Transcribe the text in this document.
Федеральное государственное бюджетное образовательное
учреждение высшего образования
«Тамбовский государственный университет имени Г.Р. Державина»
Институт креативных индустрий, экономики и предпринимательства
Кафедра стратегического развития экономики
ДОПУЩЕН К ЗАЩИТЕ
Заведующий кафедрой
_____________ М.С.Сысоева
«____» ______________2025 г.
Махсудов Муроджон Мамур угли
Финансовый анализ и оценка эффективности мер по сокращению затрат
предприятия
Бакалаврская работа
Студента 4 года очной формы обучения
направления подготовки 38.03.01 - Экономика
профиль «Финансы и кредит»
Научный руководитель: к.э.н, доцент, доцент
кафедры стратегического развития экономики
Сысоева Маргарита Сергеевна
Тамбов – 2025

| Exercise instructions |
Exactly how many lines of the listing above contain the string "Сысоева"? Give no more than the number.

| Written response |
2